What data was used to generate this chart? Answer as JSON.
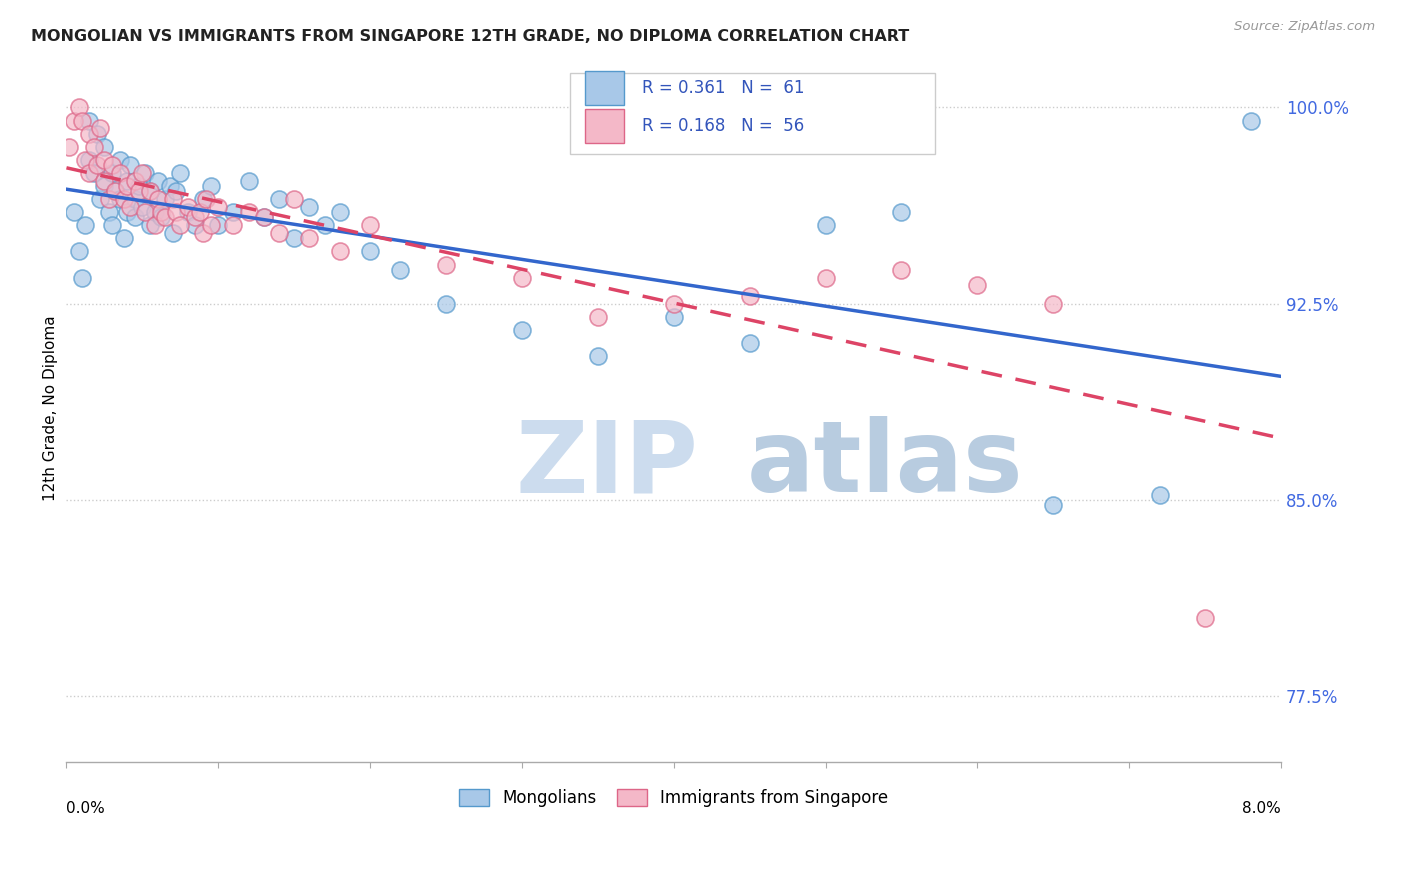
{
  "title": "MONGOLIAN VS IMMIGRANTS FROM SINGAPORE 12TH GRADE, NO DIPLOMA CORRELATION CHART",
  "source": "Source: ZipAtlas.com",
  "ylabel": "12th Grade, No Diploma",
  "xmin": 0.0,
  "xmax": 8.0,
  "ymin": 75.0,
  "ymax": 102.0,
  "mongolian_R": 0.361,
  "mongolian_N": 61,
  "singapore_R": 0.168,
  "singapore_N": 56,
  "mongolian_color": "#a8c8e8",
  "singapore_color": "#f4b8c8",
  "mongolian_edge_color": "#5599cc",
  "singapore_edge_color": "#dd6688",
  "mongolian_line_color": "#3366cc",
  "singapore_line_color": "#dd4466",
  "legend_text_color": "#3355bb",
  "ytick_color": "#4169e1",
  "watermark_zip_color": "#c8d8f0",
  "watermark_atlas_color": "#c8d8f0",
  "background_color": "#ffffff",
  "mongolian_x": [
    0.05,
    0.08,
    0.1,
    0.12,
    0.15,
    0.15,
    0.18,
    0.2,
    0.22,
    0.25,
    0.25,
    0.28,
    0.3,
    0.3,
    0.32,
    0.35,
    0.35,
    0.38,
    0.4,
    0.4,
    0.42,
    0.45,
    0.45,
    0.48,
    0.5,
    0.52,
    0.55,
    0.55,
    0.58,
    0.6,
    0.62,
    0.65,
    0.68,
    0.7,
    0.72,
    0.75,
    0.8,
    0.85,
    0.9,
    0.95,
    1.0,
    1.1,
    1.2,
    1.3,
    1.4,
    1.5,
    1.6,
    1.7,
    1.8,
    2.0,
    2.2,
    2.5,
    3.0,
    3.5,
    4.0,
    4.5,
    5.0,
    5.5,
    6.5,
    7.2,
    7.8
  ],
  "mongolian_y": [
    96.0,
    94.5,
    93.5,
    95.5,
    99.5,
    98.0,
    97.5,
    99.0,
    96.5,
    98.5,
    97.0,
    96.0,
    95.5,
    97.5,
    96.8,
    98.0,
    96.5,
    95.0,
    97.2,
    96.0,
    97.8,
    96.5,
    95.8,
    97.0,
    96.2,
    97.5,
    96.8,
    95.5,
    96.0,
    97.2,
    95.8,
    96.5,
    97.0,
    95.2,
    96.8,
    97.5,
    96.0,
    95.5,
    96.5,
    97.0,
    95.5,
    96.0,
    97.2,
    95.8,
    96.5,
    95.0,
    96.2,
    95.5,
    96.0,
    94.5,
    93.8,
    92.5,
    91.5,
    90.5,
    92.0,
    91.0,
    95.5,
    96.0,
    84.8,
    85.2,
    99.5
  ],
  "singapore_x": [
    0.02,
    0.05,
    0.08,
    0.1,
    0.12,
    0.15,
    0.15,
    0.18,
    0.2,
    0.22,
    0.25,
    0.25,
    0.28,
    0.3,
    0.32,
    0.35,
    0.38,
    0.4,
    0.42,
    0.45,
    0.48,
    0.5,
    0.52,
    0.55,
    0.58,
    0.6,
    0.62,
    0.65,
    0.7,
    0.72,
    0.75,
    0.8,
    0.85,
    0.88,
    0.9,
    0.92,
    0.95,
    1.0,
    1.1,
    1.2,
    1.3,
    1.4,
    1.5,
    1.6,
    1.8,
    2.0,
    2.5,
    3.0,
    3.5,
    4.0,
    4.5,
    5.0,
    5.5,
    6.0,
    6.5,
    7.5
  ],
  "singapore_y": [
    98.5,
    99.5,
    100.0,
    99.5,
    98.0,
    97.5,
    99.0,
    98.5,
    97.8,
    99.2,
    98.0,
    97.2,
    96.5,
    97.8,
    96.8,
    97.5,
    96.5,
    97.0,
    96.2,
    97.2,
    96.8,
    97.5,
    96.0,
    96.8,
    95.5,
    96.5,
    96.0,
    95.8,
    96.5,
    96.0,
    95.5,
    96.2,
    95.8,
    96.0,
    95.2,
    96.5,
    95.5,
    96.2,
    95.5,
    96.0,
    95.8,
    95.2,
    96.5,
    95.0,
    94.5,
    95.5,
    94.0,
    93.5,
    92.0,
    92.5,
    92.8,
    93.5,
    93.8,
    93.2,
    92.5,
    80.5
  ]
}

+---+

■ **The exercise**
Omitting all images, retype each line of the records precisely.

■ **Written reply**
What data was used to generate this chart? Answer as JSON.
{
  "title": "MONGOLIAN VS IMMIGRANTS FROM SINGAPORE 12TH GRADE, NO DIPLOMA CORRELATION CHART",
  "source": "Source: ZipAtlas.com",
  "ylabel": "12th Grade, No Diploma",
  "xmin": 0.0,
  "xmax": 8.0,
  "ymin": 75.0,
  "ymax": 102.0,
  "mongolian_R": 0.361,
  "mongolian_N": 61,
  "singapore_R": 0.168,
  "singapore_N": 56,
  "mongolian_color": "#a8c8e8",
  "singapore_color": "#f4b8c8",
  "mongolian_edge_color": "#5599cc",
  "singapore_edge_color": "#dd6688",
  "mongolian_line_color": "#3366cc",
  "singapore_line_color": "#dd4466",
  "legend_text_color": "#3355bb",
  "ytick_color": "#4169e1",
  "watermark_zip_color": "#c8d8f0",
  "watermark_atlas_color": "#c8d8f0",
  "background_color": "#ffffff",
  "mongolian_x": [
    0.05,
    0.08,
    0.1,
    0.12,
    0.15,
    0.15,
    0.18,
    0.2,
    0.22,
    0.25,
    0.25,
    0.28,
    0.3,
    0.3,
    0.32,
    0.35,
    0.35,
    0.38,
    0.4,
    0.4,
    0.42,
    0.45,
    0.45,
    0.48,
    0.5,
    0.52,
    0.55,
    0.55,
    0.58,
    0.6,
    0.62,
    0.65,
    0.68,
    0.7,
    0.72,
    0.75,
    0.8,
    0.85,
    0.9,
    0.95,
    1.0,
    1.1,
    1.2,
    1.3,
    1.4,
    1.5,
    1.6,
    1.7,
    1.8,
    2.0,
    2.2,
    2.5,
    3.0,
    3.5,
    4.0,
    4.5,
    5.0,
    5.5,
    6.5,
    7.2,
    7.8
  ],
  "mongolian_y": [
    96.0,
    94.5,
    93.5,
    95.5,
    99.5,
    98.0,
    97.5,
    99.0,
    96.5,
    98.5,
    97.0,
    96.0,
    95.5,
    97.5,
    96.8,
    98.0,
    96.5,
    95.0,
    97.2,
    96.0,
    97.8,
    96.5,
    95.8,
    97.0,
    96.2,
    97.5,
    96.8,
    95.5,
    96.0,
    97.2,
    95.8,
    96.5,
    97.0,
    95.2,
    96.8,
    97.5,
    96.0,
    95.5,
    96.5,
    97.0,
    95.5,
    96.0,
    97.2,
    95.8,
    96.5,
    95.0,
    96.2,
    95.5,
    96.0,
    94.5,
    93.8,
    92.5,
    91.5,
    90.5,
    92.0,
    91.0,
    95.5,
    96.0,
    84.8,
    85.2,
    99.5
  ],
  "singapore_x": [
    0.02,
    0.05,
    0.08,
    0.1,
    0.12,
    0.15,
    0.15,
    0.18,
    0.2,
    0.22,
    0.25,
    0.25,
    0.28,
    0.3,
    0.32,
    0.35,
    0.38,
    0.4,
    0.42,
    0.45,
    0.48,
    0.5,
    0.52,
    0.55,
    0.58,
    0.6,
    0.62,
    0.65,
    0.7,
    0.72,
    0.75,
    0.8,
    0.85,
    0.88,
    0.9,
    0.92,
    0.95,
    1.0,
    1.1,
    1.2,
    1.3,
    1.4,
    1.5,
    1.6,
    1.8,
    2.0,
    2.5,
    3.0,
    3.5,
    4.0,
    4.5,
    5.0,
    5.5,
    6.0,
    6.5,
    7.5
  ],
  "singapore_y": [
    98.5,
    99.5,
    100.0,
    99.5,
    98.0,
    97.5,
    99.0,
    98.5,
    97.8,
    99.2,
    98.0,
    97.2,
    96.5,
    97.8,
    96.8,
    97.5,
    96.5,
    97.0,
    96.2,
    97.2,
    96.8,
    97.5,
    96.0,
    96.8,
    95.5,
    96.5,
    96.0,
    95.8,
    96.5,
    96.0,
    95.5,
    96.2,
    95.8,
    96.0,
    95.2,
    96.5,
    95.5,
    96.2,
    95.5,
    96.0,
    95.8,
    95.2,
    96.5,
    95.0,
    94.5,
    95.5,
    94.0,
    93.5,
    92.0,
    92.5,
    92.8,
    93.5,
    93.8,
    93.2,
    92.5,
    80.5
  ]
}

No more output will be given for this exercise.